* REQUIRED WORK *
Wherever "بالاستيلاء" appears in a line, copy that line.
::::
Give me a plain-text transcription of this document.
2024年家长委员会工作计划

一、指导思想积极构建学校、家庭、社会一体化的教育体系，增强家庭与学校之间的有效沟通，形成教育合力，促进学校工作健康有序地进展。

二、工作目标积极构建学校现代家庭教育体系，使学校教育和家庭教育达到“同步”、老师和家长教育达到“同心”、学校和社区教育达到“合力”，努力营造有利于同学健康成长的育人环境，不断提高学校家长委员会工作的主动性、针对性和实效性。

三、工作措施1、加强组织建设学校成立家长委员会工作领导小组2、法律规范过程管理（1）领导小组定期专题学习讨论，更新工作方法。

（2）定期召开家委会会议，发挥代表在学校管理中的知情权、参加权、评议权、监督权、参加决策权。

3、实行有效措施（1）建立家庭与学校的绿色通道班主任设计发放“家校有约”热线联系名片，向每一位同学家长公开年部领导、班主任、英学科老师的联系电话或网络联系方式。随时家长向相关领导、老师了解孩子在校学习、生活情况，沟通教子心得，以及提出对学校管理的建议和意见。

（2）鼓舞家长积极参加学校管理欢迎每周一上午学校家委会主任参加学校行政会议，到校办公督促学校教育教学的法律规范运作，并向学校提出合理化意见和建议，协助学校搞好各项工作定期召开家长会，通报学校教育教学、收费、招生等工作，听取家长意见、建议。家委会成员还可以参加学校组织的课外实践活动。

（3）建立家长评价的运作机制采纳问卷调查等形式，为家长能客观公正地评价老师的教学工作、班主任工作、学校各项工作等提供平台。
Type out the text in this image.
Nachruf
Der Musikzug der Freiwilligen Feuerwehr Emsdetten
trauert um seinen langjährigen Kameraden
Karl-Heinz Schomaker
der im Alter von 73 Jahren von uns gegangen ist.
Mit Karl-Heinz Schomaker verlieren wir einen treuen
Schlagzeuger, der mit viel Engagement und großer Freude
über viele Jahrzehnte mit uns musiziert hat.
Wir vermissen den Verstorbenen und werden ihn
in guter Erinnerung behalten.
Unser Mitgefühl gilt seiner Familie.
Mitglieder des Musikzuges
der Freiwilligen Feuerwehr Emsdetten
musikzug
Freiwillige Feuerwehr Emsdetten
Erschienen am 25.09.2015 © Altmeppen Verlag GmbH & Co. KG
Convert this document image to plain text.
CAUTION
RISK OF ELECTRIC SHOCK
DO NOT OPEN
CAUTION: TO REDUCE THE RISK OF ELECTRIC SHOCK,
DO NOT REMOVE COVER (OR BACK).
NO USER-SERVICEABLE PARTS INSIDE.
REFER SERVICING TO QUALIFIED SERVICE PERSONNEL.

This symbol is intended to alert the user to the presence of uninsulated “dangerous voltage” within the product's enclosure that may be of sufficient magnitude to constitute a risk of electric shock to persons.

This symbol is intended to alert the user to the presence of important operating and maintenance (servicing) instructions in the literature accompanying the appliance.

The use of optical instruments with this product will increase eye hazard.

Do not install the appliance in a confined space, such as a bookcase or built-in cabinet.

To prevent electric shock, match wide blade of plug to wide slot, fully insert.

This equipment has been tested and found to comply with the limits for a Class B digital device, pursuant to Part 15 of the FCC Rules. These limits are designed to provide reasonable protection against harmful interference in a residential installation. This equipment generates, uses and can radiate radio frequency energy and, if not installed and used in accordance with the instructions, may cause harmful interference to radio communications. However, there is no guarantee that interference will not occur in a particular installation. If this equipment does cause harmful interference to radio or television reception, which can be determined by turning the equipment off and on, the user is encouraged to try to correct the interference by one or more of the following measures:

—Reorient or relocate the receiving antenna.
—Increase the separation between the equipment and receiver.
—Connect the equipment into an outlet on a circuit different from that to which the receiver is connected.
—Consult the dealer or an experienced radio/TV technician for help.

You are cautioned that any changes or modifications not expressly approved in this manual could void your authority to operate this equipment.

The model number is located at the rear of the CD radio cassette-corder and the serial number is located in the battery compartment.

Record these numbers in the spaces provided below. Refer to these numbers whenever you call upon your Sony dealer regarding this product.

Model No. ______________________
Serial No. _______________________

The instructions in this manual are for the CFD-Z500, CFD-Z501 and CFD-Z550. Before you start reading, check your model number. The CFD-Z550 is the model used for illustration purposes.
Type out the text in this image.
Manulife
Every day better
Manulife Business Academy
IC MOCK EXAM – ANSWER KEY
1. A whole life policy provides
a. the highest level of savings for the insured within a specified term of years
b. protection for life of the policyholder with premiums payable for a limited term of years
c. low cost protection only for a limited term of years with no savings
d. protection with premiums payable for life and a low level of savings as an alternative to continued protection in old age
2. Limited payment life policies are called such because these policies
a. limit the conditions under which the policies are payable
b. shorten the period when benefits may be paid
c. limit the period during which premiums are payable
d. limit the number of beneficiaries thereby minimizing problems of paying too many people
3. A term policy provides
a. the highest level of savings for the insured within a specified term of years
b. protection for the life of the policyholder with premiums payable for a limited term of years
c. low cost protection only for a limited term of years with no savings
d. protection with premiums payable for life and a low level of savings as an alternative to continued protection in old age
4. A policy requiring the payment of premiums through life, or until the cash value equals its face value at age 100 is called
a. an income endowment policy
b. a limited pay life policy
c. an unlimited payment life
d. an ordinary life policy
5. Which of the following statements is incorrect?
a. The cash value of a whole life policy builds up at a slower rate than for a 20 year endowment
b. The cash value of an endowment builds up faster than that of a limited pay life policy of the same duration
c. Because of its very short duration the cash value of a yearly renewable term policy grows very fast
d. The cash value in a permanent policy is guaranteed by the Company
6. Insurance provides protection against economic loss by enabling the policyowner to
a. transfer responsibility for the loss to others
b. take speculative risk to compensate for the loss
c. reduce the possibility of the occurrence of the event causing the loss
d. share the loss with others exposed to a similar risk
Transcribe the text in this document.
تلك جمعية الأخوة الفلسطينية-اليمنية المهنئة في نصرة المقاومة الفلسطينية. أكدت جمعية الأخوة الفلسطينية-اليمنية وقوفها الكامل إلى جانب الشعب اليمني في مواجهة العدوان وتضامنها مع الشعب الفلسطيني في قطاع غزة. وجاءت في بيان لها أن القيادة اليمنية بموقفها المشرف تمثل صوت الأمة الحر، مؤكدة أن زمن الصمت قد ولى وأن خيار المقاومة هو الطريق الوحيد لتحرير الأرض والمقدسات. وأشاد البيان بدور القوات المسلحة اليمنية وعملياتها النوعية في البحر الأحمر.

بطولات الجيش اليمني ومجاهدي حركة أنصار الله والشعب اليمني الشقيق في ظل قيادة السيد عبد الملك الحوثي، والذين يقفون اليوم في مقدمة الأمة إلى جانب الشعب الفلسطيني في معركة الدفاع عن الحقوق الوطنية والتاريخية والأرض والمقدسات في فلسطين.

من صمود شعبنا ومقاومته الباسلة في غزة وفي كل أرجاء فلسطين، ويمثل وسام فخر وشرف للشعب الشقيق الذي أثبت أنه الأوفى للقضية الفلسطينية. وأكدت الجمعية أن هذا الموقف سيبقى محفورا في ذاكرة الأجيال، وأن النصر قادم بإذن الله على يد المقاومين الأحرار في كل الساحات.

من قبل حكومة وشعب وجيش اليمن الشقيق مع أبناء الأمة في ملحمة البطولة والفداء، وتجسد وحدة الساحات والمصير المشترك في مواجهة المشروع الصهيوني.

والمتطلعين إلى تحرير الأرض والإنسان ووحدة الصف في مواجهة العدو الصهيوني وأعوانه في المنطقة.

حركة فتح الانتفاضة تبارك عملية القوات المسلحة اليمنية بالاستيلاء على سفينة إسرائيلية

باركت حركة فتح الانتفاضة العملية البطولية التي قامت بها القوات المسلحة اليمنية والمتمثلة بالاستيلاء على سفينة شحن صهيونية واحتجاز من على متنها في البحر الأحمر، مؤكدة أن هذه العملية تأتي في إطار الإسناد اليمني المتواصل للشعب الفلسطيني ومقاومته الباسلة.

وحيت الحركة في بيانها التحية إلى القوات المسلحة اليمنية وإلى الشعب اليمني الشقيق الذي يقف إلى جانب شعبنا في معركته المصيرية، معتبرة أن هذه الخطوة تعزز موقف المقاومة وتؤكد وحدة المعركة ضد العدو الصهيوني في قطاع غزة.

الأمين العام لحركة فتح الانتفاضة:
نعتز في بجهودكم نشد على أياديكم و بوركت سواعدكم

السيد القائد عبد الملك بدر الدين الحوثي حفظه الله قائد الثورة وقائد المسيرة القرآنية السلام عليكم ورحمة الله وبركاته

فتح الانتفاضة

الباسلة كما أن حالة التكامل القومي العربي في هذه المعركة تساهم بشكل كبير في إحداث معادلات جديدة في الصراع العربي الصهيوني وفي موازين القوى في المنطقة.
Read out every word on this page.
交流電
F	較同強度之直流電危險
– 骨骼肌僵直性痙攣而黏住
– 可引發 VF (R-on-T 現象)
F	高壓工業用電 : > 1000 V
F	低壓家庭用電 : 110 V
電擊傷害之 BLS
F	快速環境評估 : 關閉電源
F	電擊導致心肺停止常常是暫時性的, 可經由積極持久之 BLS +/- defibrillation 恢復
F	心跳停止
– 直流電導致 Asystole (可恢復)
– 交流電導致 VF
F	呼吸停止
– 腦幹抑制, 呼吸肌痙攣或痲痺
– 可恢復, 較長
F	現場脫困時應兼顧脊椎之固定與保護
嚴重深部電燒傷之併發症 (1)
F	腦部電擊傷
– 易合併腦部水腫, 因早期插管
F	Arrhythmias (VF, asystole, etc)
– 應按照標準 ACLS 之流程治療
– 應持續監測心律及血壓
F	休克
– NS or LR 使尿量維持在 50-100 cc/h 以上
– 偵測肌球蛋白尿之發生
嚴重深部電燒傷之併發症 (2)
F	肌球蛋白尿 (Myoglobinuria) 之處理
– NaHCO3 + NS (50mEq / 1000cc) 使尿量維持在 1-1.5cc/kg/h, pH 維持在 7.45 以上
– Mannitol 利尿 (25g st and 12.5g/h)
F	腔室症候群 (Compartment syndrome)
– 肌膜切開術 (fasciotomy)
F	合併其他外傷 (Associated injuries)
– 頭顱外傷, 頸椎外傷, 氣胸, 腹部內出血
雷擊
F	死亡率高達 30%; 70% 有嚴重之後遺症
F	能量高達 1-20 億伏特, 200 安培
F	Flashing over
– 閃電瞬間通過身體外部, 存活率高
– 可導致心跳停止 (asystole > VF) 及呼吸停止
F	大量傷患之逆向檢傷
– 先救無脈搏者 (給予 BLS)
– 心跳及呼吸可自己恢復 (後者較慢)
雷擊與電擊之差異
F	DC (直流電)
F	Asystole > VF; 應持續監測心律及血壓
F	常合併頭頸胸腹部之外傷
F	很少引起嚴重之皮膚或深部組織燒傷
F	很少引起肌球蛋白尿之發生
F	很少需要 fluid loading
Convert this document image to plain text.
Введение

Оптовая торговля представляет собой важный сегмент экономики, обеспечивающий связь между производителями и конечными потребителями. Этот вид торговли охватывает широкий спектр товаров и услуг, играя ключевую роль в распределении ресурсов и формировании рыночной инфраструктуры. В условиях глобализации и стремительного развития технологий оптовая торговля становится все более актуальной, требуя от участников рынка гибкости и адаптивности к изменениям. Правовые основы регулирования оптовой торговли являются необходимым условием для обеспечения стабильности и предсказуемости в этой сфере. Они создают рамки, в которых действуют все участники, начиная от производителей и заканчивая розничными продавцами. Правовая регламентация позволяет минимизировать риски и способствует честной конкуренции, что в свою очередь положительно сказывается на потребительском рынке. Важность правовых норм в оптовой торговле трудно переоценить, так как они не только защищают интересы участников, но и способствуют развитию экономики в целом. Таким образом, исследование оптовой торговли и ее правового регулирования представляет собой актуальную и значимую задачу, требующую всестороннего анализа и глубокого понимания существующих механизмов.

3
::::
* FULL OUTPUT *
حركة فتح الانتفاضة تبارك عملية القوات المسلحة اليمنية بالاستيلاء على سفينة إسرائيلية
باركت حركة فتح الانتفاضة العملية البطولية التي قامت بها القوات المسلحة اليمنية والمتمثلة بالاستيلاء على سفينة شحن صهيونية واحتجاز من على متنها في البحر الأحمر، مؤكدة أن هذه العملية تأتي في إطار الإسناد اليمني المتواصل للشعب الفلسطيني ومقاومته الباسلة.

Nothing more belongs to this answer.